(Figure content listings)
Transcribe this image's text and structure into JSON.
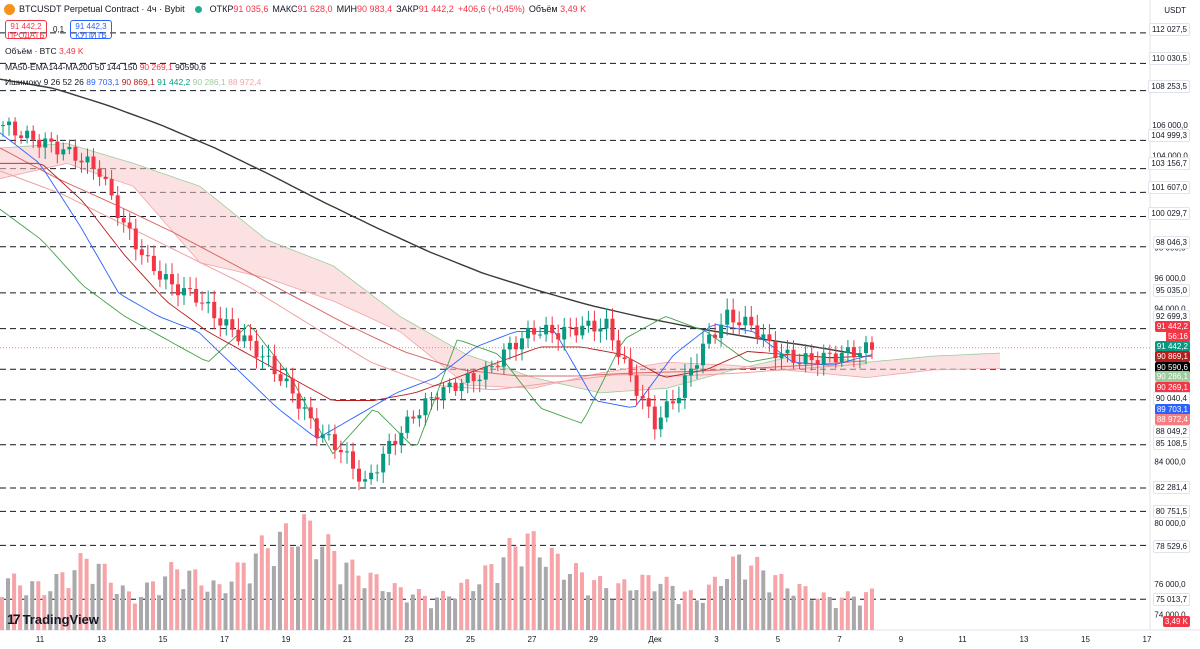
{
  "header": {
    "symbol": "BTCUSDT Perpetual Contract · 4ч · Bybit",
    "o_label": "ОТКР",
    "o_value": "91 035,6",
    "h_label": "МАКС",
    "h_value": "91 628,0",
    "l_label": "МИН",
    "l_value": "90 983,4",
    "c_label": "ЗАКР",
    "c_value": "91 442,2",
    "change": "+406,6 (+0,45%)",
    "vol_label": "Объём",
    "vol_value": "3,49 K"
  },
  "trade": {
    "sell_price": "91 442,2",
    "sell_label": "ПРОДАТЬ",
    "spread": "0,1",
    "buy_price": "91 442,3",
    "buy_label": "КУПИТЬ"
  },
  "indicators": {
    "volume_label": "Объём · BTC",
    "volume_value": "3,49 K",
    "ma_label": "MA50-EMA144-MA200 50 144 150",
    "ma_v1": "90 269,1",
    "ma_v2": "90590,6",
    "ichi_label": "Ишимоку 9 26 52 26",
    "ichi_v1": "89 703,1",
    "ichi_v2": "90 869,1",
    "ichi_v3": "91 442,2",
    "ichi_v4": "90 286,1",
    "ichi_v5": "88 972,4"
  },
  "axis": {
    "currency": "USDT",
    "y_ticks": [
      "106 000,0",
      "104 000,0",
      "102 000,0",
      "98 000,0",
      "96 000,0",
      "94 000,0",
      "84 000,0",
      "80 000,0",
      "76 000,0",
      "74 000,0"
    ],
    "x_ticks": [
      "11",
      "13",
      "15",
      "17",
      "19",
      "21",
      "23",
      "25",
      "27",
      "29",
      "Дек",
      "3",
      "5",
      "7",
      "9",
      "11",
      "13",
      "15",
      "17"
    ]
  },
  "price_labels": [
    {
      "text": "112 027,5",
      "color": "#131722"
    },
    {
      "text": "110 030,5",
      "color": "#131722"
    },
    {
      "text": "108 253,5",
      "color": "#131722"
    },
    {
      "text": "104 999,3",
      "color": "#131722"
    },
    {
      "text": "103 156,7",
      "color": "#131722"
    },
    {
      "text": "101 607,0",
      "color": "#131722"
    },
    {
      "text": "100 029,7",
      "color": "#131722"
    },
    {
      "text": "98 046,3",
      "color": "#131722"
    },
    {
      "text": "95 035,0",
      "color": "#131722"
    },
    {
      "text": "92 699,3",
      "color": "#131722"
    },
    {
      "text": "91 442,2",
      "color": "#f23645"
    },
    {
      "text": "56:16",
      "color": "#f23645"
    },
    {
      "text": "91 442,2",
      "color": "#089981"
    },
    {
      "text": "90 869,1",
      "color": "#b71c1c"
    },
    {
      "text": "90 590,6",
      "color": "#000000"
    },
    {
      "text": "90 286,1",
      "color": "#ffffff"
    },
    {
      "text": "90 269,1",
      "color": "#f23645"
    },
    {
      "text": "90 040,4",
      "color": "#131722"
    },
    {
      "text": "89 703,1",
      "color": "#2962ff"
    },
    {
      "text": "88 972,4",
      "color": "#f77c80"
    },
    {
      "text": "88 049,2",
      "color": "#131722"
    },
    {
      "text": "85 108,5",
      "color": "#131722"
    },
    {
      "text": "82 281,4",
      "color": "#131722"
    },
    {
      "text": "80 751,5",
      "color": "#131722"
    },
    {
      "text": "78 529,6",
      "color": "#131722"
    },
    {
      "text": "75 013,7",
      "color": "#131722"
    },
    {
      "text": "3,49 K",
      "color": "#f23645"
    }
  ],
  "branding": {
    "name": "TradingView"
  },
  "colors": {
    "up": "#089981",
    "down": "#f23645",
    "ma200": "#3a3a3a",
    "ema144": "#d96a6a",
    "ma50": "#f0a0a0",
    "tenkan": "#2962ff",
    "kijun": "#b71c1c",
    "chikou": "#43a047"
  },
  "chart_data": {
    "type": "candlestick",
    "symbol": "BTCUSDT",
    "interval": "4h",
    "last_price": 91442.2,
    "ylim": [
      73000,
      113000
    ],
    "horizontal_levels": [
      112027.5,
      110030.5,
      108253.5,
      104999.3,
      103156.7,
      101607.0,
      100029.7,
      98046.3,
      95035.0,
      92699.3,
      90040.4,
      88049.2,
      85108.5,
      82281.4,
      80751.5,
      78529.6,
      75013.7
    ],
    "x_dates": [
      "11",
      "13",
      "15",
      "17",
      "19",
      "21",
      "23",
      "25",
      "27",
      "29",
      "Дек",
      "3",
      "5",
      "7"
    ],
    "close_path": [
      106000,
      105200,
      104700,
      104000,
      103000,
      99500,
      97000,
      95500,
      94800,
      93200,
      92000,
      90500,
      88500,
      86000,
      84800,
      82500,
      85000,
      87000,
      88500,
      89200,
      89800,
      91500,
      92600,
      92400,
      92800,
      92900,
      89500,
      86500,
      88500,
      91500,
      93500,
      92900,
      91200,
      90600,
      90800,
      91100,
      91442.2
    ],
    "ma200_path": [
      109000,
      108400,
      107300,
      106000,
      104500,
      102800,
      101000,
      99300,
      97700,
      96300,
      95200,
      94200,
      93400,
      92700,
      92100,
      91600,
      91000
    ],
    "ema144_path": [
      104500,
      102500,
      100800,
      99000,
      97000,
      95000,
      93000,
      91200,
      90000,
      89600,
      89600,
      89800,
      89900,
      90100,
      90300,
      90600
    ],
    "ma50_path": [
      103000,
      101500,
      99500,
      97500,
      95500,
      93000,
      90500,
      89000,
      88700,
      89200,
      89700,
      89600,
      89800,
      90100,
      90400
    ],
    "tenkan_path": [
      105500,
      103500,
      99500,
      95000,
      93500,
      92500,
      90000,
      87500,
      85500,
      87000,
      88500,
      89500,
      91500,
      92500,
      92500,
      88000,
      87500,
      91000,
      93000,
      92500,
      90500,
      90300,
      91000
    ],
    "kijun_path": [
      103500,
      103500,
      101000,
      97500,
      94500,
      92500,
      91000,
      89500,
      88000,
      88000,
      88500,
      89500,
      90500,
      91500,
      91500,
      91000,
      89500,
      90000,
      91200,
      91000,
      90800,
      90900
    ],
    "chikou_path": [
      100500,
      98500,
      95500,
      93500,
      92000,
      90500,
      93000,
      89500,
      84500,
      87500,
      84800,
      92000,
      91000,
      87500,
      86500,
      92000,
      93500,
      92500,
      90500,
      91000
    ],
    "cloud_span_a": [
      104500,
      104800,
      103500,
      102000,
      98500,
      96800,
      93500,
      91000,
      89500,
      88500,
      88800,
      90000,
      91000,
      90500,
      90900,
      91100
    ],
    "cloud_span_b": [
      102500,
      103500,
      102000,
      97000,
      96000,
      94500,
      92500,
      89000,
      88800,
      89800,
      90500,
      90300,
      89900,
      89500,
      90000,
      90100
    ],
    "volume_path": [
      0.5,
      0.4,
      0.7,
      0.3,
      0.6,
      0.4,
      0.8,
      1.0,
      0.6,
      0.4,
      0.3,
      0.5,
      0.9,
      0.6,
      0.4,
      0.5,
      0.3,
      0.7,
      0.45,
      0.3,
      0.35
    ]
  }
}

- TASK TO CARRY OUT
Omit all pictures while transcribing the entries verbatim.

- RESPONSE TO THE EXERCISE
Transcribe this image's text and structure into JSON.
{
  "header": {
    "symbol": "BTCUSDT Perpetual Contract · 4ч · Bybit",
    "o_label": "ОТКР",
    "o_value": "91 035,6",
    "h_label": "МАКС",
    "h_value": "91 628,0",
    "l_label": "МИН",
    "l_value": "90 983,4",
    "c_label": "ЗАКР",
    "c_value": "91 442,2",
    "change": "+406,6 (+0,45%)",
    "vol_label": "Объём",
    "vol_value": "3,49 K"
  },
  "trade": {
    "sell_price": "91 442,2",
    "sell_label": "ПРОДАТЬ",
    "spread": "0,1",
    "buy_price": "91 442,3",
    "buy_label": "КУПИТЬ"
  },
  "indicators": {
    "volume_label": "Объём · BTC",
    "volume_value": "3,49 K",
    "ma_label": "MA50-EMA144-MA200 50 144 150",
    "ma_v1": "90 269,1",
    "ma_v2": "90590,6",
    "ichi_label": "Ишимоку 9 26 52 26",
    "ichi_v1": "89 703,1",
    "ichi_v2": "90 869,1",
    "ichi_v3": "91 442,2",
    "ichi_v4": "90 286,1",
    "ichi_v5": "88 972,4"
  },
  "axis": {
    "currency": "USDT",
    "y_ticks": [
      "106 000,0",
      "104 000,0",
      "102 000,0",
      "98 000,0",
      "96 000,0",
      "94 000,0",
      "84 000,0",
      "80 000,0",
      "76 000,0",
      "74 000,0"
    ],
    "x_ticks": [
      "11",
      "13",
      "15",
      "17",
      "19",
      "21",
      "23",
      "25",
      "27",
      "29",
      "Дек",
      "3",
      "5",
      "7",
      "9",
      "11",
      "13",
      "15",
      "17"
    ]
  },
  "price_labels": [
    {
      "text": "112 027,5",
      "color": "#131722"
    },
    {
      "text": "110 030,5",
      "color": "#131722"
    },
    {
      "text": "108 253,5",
      "color": "#131722"
    },
    {
      "text": "104 999,3",
      "color": "#131722"
    },
    {
      "text": "103 156,7",
      "color": "#131722"
    },
    {
      "text": "101 607,0",
      "color": "#131722"
    },
    {
      "text": "100 029,7",
      "color": "#131722"
    },
    {
      "text": "98 046,3",
      "color": "#131722"
    },
    {
      "text": "95 035,0",
      "color": "#131722"
    },
    {
      "text": "92 699,3",
      "color": "#131722"
    },
    {
      "text": "91 442,2",
      "color": "#f23645"
    },
    {
      "text": "56:16",
      "color": "#f23645"
    },
    {
      "text": "91 442,2",
      "color": "#089981"
    },
    {
      "text": "90 869,1",
      "color": "#b71c1c"
    },
    {
      "text": "90 590,6",
      "color": "#000000"
    },
    {
      "text": "90 286,1",
      "color": "#ffffff"
    },
    {
      "text": "90 269,1",
      "color": "#f23645"
    },
    {
      "text": "90 040,4",
      "color": "#131722"
    },
    {
      "text": "89 703,1",
      "color": "#2962ff"
    },
    {
      "text": "88 972,4",
      "color": "#f77c80"
    },
    {
      "text": "88 049,2",
      "color": "#131722"
    },
    {
      "text": "85 108,5",
      "color": "#131722"
    },
    {
      "text": "82 281,4",
      "color": "#131722"
    },
    {
      "text": "80 751,5",
      "color": "#131722"
    },
    {
      "text": "78 529,6",
      "color": "#131722"
    },
    {
      "text": "75 013,7",
      "color": "#131722"
    },
    {
      "text": "3,49 K",
      "color": "#f23645"
    }
  ],
  "branding": {
    "name": "TradingView"
  },
  "colors": {
    "up": "#089981",
    "down": "#f23645",
    "ma200": "#3a3a3a",
    "ema144": "#d96a6a",
    "ma50": "#f0a0a0",
    "tenkan": "#2962ff",
    "kijun": "#b71c1c",
    "chikou": "#43a047"
  },
  "chart_data": {
    "type": "candlestick",
    "symbol": "BTCUSDT",
    "interval": "4h",
    "last_price": 91442.2,
    "ylim": [
      73000,
      113000
    ],
    "horizontal_levels": [
      112027.5,
      110030.5,
      108253.5,
      104999.3,
      103156.7,
      101607.0,
      100029.7,
      98046.3,
      95035.0,
      92699.3,
      90040.4,
      88049.2,
      85108.5,
      82281.4,
      80751.5,
      78529.6,
      75013.7
    ],
    "x_dates": [
      "11",
      "13",
      "15",
      "17",
      "19",
      "21",
      "23",
      "25",
      "27",
      "29",
      "Дек",
      "3",
      "5",
      "7"
    ],
    "close_path": [
      106000,
      105200,
      104700,
      104000,
      103000,
      99500,
      97000,
      95500,
      94800,
      93200,
      92000,
      90500,
      88500,
      86000,
      84800,
      82500,
      85000,
      87000,
      88500,
      89200,
      89800,
      91500,
      92600,
      92400,
      92800,
      92900,
      89500,
      86500,
      88500,
      91500,
      93500,
      92900,
      91200,
      90600,
      90800,
      91100,
      91442.2
    ],
    "ma200_path": [
      109000,
      108400,
      107300,
      106000,
      104500,
      102800,
      101000,
      99300,
      97700,
      96300,
      95200,
      94200,
      93400,
      92700,
      92100,
      91600,
      91000
    ],
    "ema144_path": [
      104500,
      102500,
      100800,
      99000,
      97000,
      95000,
      93000,
      91200,
      90000,
      89600,
      89600,
      89800,
      89900,
      90100,
      90300,
      90600
    ],
    "ma50_path": [
      103000,
      101500,
      99500,
      97500,
      95500,
      93000,
      90500,
      89000,
      88700,
      89200,
      89700,
      89600,
      89800,
      90100,
      90400
    ],
    "tenkan_path": [
      105500,
      103500,
      99500,
      95000,
      93500,
      92500,
      90000,
      87500,
      85500,
      87000,
      88500,
      89500,
      91500,
      92500,
      92500,
      88000,
      87500,
      91000,
      93000,
      92500,
      90500,
      90300,
      91000
    ],
    "kijun_path": [
      103500,
      103500,
      101000,
      97500,
      94500,
      92500,
      91000,
      89500,
      88000,
      88000,
      88500,
      89500,
      90500,
      91500,
      91500,
      91000,
      89500,
      90000,
      91200,
      91000,
      90800,
      90900
    ],
    "chikou_path": [
      100500,
      98500,
      95500,
      93500,
      92000,
      90500,
      93000,
      89500,
      84500,
      87500,
      84800,
      92000,
      91000,
      87500,
      86500,
      92000,
      93500,
      92500,
      90500,
      91000
    ],
    "cloud_span_a": [
      104500,
      104800,
      103500,
      102000,
      98500,
      96800,
      93500,
      91000,
      89500,
      88500,
      88800,
      90000,
      91000,
      90500,
      90900,
      91100
    ],
    "cloud_span_b": [
      102500,
      103500,
      102000,
      97000,
      96000,
      94500,
      92500,
      89000,
      88800,
      89800,
      90500,
      90300,
      89900,
      89500,
      90000,
      90100
    ],
    "volume_path": [
      0.5,
      0.4,
      0.7,
      0.3,
      0.6,
      0.4,
      0.8,
      1.0,
      0.6,
      0.4,
      0.3,
      0.5,
      0.9,
      0.6,
      0.4,
      0.5,
      0.3,
      0.7,
      0.45,
      0.3,
      0.35
    ]
  }
}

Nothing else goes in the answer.